--- Begin RECORDS FOR THIS TASK ---

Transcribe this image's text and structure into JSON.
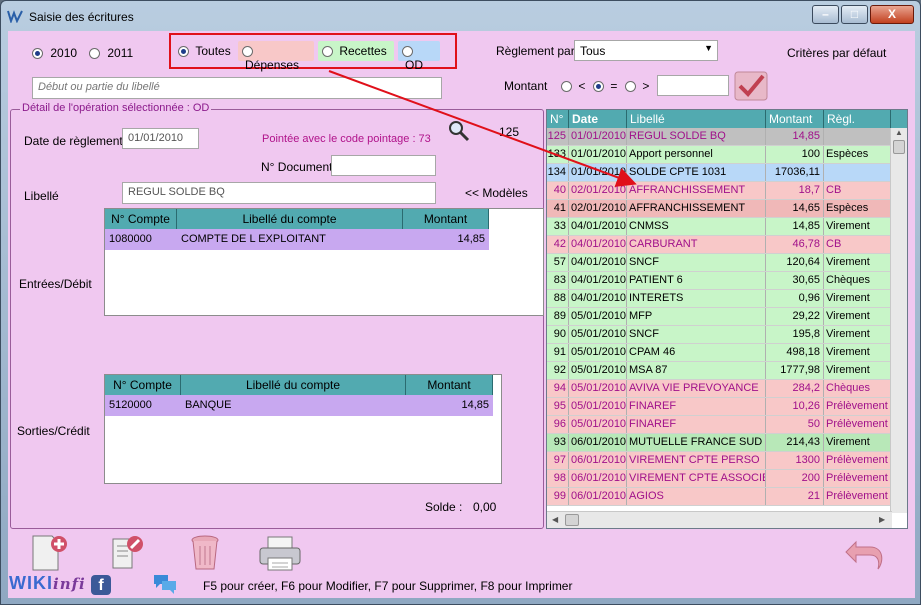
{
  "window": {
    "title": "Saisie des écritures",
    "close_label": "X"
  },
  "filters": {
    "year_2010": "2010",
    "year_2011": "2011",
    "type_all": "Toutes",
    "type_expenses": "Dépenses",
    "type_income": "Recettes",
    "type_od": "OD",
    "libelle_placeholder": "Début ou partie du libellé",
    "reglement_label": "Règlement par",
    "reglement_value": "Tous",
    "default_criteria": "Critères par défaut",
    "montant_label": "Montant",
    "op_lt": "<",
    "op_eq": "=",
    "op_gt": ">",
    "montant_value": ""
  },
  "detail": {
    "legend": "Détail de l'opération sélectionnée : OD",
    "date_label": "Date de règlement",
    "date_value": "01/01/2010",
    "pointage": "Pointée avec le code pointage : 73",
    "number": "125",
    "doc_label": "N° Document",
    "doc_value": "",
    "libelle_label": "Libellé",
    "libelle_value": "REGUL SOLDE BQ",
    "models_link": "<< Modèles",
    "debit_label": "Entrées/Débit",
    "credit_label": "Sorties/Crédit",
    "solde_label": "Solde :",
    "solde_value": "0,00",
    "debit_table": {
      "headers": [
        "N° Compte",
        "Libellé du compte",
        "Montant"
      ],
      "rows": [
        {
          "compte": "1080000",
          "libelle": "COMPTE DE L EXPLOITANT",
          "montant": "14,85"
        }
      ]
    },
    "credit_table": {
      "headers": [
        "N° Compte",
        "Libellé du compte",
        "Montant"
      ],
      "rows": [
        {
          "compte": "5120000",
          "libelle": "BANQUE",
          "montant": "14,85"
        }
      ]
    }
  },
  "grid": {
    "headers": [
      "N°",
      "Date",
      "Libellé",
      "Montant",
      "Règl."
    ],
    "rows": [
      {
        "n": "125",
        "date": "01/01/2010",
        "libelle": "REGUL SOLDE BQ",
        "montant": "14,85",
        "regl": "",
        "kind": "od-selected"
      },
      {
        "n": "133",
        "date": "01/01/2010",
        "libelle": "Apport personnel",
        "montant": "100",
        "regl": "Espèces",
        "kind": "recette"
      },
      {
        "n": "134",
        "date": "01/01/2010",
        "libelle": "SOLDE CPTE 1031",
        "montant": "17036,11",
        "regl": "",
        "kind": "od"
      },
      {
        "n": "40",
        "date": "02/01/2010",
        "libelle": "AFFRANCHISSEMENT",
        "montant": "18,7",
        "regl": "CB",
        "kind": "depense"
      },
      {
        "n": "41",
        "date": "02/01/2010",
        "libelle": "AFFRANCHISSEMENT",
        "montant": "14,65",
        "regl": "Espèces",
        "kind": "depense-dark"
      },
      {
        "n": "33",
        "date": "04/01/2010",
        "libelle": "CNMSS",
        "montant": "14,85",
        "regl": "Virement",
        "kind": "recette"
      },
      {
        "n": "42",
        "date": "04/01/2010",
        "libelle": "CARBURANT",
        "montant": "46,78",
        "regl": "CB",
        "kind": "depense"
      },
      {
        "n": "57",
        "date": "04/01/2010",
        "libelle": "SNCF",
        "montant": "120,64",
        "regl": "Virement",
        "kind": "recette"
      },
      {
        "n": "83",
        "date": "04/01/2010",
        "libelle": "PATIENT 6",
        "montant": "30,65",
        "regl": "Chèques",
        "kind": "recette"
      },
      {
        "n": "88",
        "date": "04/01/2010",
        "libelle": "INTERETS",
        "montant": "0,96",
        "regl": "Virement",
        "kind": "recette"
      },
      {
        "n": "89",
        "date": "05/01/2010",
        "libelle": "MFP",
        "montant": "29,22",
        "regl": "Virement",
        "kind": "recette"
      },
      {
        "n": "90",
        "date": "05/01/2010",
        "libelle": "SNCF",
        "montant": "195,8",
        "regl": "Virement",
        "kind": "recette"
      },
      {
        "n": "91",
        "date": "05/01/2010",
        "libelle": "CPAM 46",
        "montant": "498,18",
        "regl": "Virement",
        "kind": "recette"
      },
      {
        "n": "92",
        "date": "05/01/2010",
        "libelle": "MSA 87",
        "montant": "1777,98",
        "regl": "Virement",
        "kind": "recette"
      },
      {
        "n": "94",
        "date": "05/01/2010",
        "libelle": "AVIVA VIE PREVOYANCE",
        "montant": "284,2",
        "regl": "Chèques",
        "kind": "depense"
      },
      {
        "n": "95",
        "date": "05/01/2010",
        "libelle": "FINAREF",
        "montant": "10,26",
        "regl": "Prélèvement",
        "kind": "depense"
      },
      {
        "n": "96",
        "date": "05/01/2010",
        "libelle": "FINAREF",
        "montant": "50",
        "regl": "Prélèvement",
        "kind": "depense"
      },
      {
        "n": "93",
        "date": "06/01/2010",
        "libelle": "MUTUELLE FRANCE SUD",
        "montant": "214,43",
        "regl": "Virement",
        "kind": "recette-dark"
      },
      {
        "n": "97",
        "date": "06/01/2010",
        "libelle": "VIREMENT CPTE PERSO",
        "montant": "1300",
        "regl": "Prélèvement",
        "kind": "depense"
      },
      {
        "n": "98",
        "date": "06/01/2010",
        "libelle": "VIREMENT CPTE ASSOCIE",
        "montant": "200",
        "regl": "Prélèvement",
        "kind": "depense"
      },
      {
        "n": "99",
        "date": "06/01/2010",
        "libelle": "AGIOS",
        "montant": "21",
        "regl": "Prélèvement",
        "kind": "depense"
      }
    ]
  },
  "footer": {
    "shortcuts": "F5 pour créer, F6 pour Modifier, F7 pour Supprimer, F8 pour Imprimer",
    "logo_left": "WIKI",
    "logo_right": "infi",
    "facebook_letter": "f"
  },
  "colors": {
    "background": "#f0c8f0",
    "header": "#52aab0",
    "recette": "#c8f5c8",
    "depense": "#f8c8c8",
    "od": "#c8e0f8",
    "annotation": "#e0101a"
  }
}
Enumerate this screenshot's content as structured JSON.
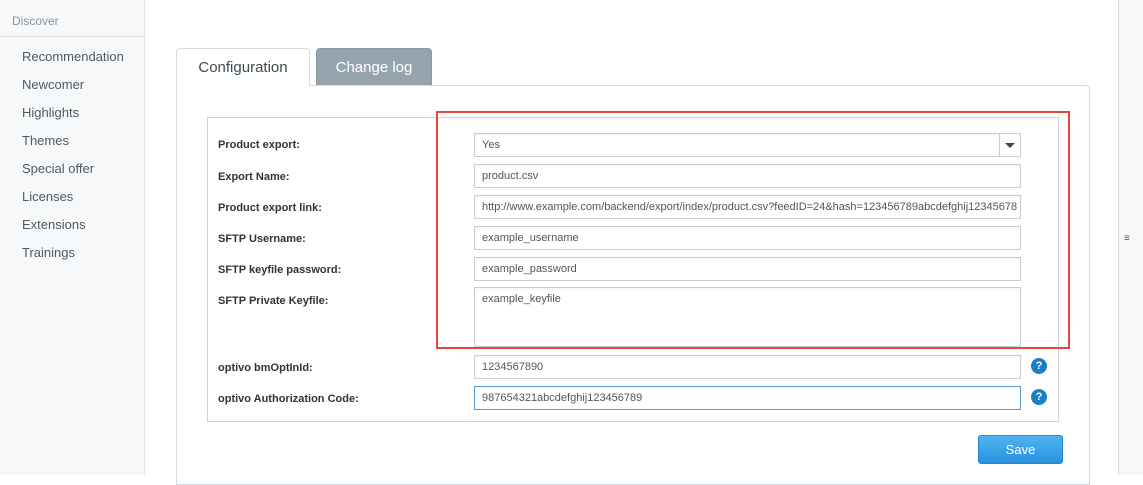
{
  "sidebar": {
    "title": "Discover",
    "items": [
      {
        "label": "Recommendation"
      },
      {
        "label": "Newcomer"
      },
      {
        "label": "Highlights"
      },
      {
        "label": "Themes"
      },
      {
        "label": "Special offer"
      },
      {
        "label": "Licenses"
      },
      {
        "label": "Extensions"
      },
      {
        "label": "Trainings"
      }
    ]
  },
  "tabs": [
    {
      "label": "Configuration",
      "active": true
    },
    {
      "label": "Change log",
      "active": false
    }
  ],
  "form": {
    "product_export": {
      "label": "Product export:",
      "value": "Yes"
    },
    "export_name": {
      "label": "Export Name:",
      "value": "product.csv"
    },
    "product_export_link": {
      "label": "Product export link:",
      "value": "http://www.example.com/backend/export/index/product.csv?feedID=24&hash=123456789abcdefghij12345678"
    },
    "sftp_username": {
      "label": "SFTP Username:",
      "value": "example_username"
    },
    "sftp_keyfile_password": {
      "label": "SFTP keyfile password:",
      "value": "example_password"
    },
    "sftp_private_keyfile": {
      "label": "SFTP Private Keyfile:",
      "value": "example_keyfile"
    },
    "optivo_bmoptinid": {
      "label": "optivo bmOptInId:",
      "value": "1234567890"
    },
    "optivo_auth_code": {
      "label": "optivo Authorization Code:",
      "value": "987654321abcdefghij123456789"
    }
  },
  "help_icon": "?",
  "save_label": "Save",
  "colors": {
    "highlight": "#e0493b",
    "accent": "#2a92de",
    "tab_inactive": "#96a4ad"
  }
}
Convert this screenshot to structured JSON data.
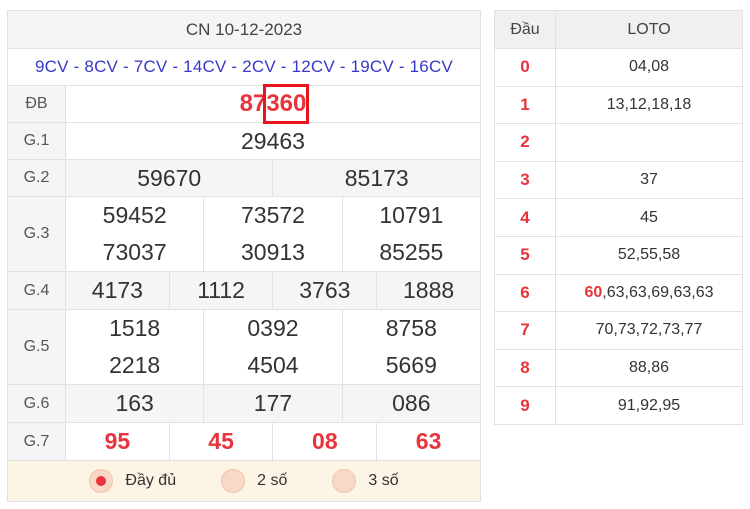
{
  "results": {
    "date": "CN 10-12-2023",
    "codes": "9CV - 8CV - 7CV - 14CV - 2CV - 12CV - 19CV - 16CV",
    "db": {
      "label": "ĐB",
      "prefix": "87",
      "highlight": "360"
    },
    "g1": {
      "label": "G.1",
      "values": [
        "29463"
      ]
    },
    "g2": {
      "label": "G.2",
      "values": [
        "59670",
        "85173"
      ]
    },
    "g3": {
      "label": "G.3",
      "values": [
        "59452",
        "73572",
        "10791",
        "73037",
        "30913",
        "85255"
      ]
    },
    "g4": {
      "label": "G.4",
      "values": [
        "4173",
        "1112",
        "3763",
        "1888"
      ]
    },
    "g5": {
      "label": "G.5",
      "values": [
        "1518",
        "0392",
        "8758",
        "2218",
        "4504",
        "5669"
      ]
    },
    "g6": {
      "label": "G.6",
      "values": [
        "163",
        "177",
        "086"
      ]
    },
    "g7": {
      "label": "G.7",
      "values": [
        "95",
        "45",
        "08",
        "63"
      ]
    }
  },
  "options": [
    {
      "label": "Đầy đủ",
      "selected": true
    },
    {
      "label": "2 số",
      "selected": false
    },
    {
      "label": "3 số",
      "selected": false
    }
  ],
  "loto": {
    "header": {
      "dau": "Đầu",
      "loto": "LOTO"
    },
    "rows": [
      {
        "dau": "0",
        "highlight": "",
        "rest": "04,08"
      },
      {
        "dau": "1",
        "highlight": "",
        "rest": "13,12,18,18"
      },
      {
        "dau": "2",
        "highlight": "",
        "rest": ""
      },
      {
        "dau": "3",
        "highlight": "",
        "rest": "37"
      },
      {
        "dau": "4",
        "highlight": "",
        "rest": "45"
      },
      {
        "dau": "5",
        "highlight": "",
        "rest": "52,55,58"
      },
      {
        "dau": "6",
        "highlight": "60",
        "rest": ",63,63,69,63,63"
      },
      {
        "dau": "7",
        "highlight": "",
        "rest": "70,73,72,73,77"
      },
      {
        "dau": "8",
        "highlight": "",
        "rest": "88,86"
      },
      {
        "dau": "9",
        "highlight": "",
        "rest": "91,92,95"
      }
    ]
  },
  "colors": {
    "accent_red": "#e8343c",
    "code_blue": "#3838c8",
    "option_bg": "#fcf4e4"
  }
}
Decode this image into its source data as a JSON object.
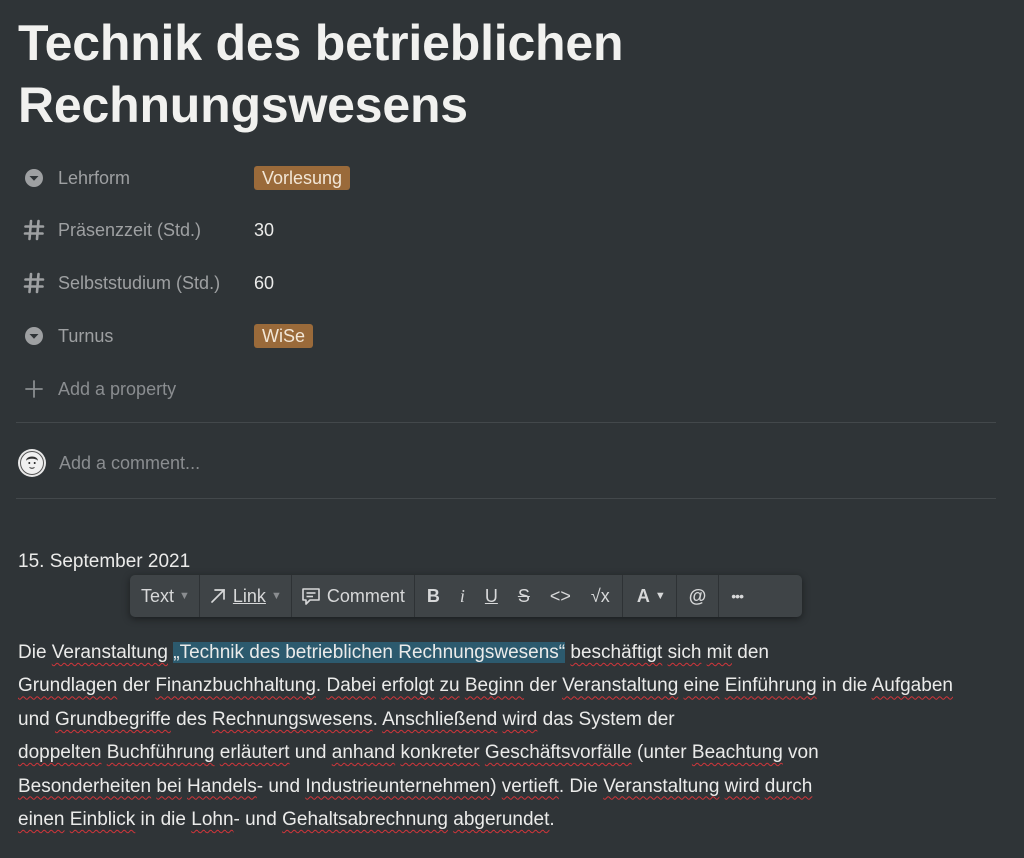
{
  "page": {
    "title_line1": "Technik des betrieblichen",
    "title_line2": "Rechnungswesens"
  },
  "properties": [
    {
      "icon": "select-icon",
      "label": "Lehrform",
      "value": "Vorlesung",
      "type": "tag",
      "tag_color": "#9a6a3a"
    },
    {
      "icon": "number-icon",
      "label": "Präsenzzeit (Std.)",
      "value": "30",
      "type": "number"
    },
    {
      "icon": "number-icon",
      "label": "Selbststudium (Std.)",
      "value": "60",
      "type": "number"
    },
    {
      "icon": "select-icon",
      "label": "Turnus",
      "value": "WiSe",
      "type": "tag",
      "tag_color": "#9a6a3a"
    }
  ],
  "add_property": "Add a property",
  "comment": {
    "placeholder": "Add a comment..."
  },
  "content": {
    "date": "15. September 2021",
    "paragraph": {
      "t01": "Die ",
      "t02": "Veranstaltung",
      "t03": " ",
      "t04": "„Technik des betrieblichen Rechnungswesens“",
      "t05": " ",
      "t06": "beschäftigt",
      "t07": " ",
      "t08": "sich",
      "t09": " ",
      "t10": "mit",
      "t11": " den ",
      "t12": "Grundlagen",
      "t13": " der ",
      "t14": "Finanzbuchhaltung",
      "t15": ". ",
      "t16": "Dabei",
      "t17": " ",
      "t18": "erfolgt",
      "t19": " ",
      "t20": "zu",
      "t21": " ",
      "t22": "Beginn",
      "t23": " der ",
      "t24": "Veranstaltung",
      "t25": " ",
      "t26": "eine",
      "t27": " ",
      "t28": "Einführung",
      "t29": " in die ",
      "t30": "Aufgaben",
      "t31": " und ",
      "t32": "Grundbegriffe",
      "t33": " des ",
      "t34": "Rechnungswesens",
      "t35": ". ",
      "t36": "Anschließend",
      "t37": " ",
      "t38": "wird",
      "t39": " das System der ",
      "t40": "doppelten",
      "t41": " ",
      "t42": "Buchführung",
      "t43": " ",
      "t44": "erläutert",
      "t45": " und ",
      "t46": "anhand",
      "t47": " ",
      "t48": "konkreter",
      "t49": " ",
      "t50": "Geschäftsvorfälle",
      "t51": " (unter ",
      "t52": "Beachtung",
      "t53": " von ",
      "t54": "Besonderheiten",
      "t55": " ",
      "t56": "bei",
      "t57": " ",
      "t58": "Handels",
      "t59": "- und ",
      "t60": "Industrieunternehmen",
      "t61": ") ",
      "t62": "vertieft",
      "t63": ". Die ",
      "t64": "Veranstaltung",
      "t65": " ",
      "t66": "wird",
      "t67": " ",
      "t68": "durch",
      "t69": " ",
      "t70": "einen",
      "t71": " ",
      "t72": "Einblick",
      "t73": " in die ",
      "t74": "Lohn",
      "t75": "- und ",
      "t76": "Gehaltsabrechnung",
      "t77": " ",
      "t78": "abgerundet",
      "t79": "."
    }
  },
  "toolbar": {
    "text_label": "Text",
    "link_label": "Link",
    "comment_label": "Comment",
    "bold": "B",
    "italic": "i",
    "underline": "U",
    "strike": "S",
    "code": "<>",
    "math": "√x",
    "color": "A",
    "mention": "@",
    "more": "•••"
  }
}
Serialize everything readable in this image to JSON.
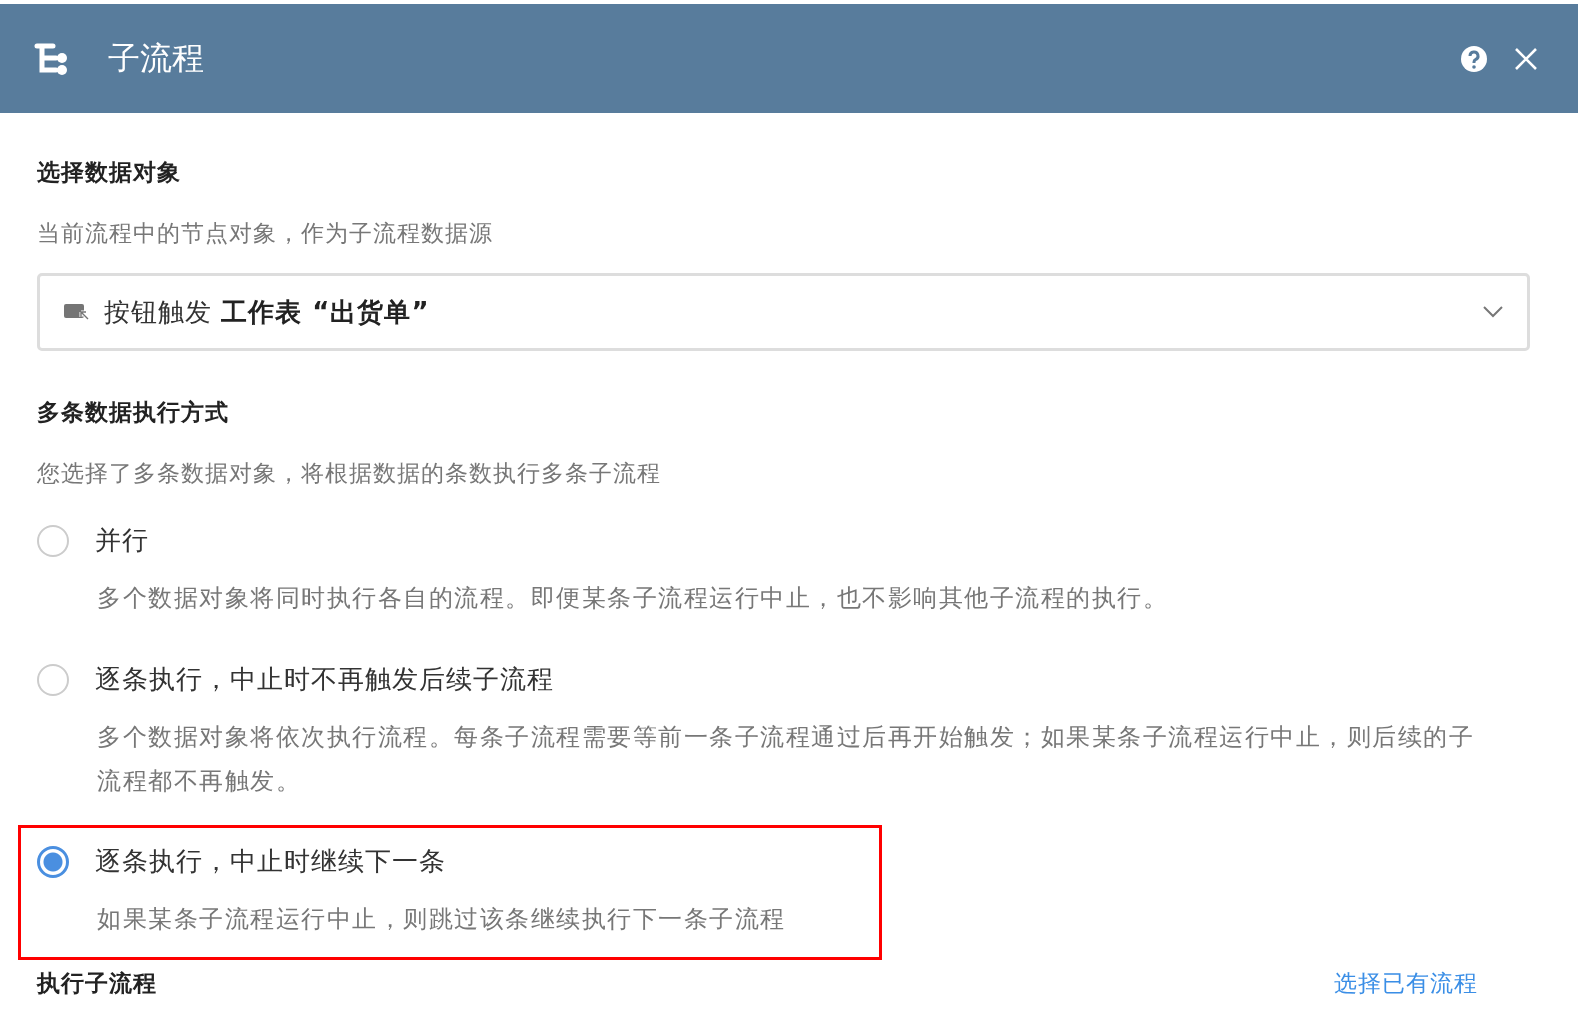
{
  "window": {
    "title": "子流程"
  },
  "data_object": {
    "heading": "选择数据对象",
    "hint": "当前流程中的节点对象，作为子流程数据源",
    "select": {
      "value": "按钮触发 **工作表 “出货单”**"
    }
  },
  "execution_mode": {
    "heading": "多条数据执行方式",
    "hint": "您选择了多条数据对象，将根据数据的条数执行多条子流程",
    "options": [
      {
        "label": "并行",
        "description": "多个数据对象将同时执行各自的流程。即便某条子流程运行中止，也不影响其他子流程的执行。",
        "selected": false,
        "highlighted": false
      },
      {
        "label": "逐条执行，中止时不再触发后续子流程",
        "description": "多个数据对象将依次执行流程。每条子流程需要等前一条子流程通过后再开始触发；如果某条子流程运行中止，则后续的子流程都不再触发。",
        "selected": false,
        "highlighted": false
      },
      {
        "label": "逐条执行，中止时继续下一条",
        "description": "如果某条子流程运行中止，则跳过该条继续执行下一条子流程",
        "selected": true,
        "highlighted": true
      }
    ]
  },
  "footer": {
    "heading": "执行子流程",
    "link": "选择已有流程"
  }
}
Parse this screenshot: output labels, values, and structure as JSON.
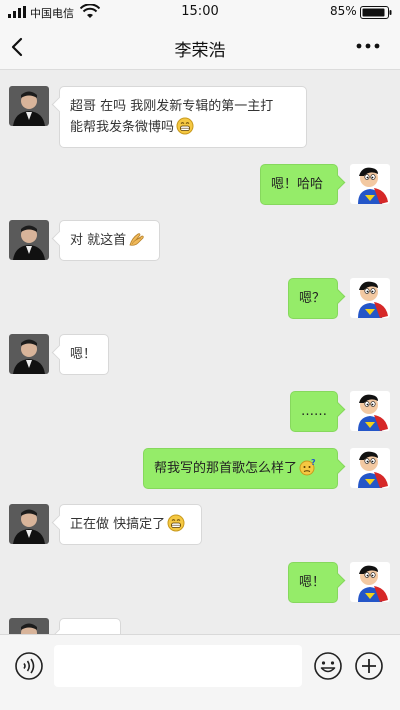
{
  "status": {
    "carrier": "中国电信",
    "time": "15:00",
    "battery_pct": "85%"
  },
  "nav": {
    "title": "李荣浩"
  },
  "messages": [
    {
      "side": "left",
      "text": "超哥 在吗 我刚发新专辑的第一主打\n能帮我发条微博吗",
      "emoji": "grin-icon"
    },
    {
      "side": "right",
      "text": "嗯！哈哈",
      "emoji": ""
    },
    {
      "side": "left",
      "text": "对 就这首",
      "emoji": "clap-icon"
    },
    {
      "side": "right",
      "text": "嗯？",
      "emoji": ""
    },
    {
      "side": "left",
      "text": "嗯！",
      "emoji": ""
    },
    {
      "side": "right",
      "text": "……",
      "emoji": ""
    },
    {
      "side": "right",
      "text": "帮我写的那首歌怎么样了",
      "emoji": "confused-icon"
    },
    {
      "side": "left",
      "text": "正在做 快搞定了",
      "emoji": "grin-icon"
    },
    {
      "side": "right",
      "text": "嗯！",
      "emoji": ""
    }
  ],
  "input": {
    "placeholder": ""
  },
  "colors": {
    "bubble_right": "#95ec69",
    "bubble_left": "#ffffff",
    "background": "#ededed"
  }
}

--- End RECORDS FOR THIS TASK ---

Identify each line holding the string "betrieblichen", and copy it out.

    "title_line1": "Technik des betrieblichen",
      "t04": "„Technik des betrieblichen Rechnungswesens“",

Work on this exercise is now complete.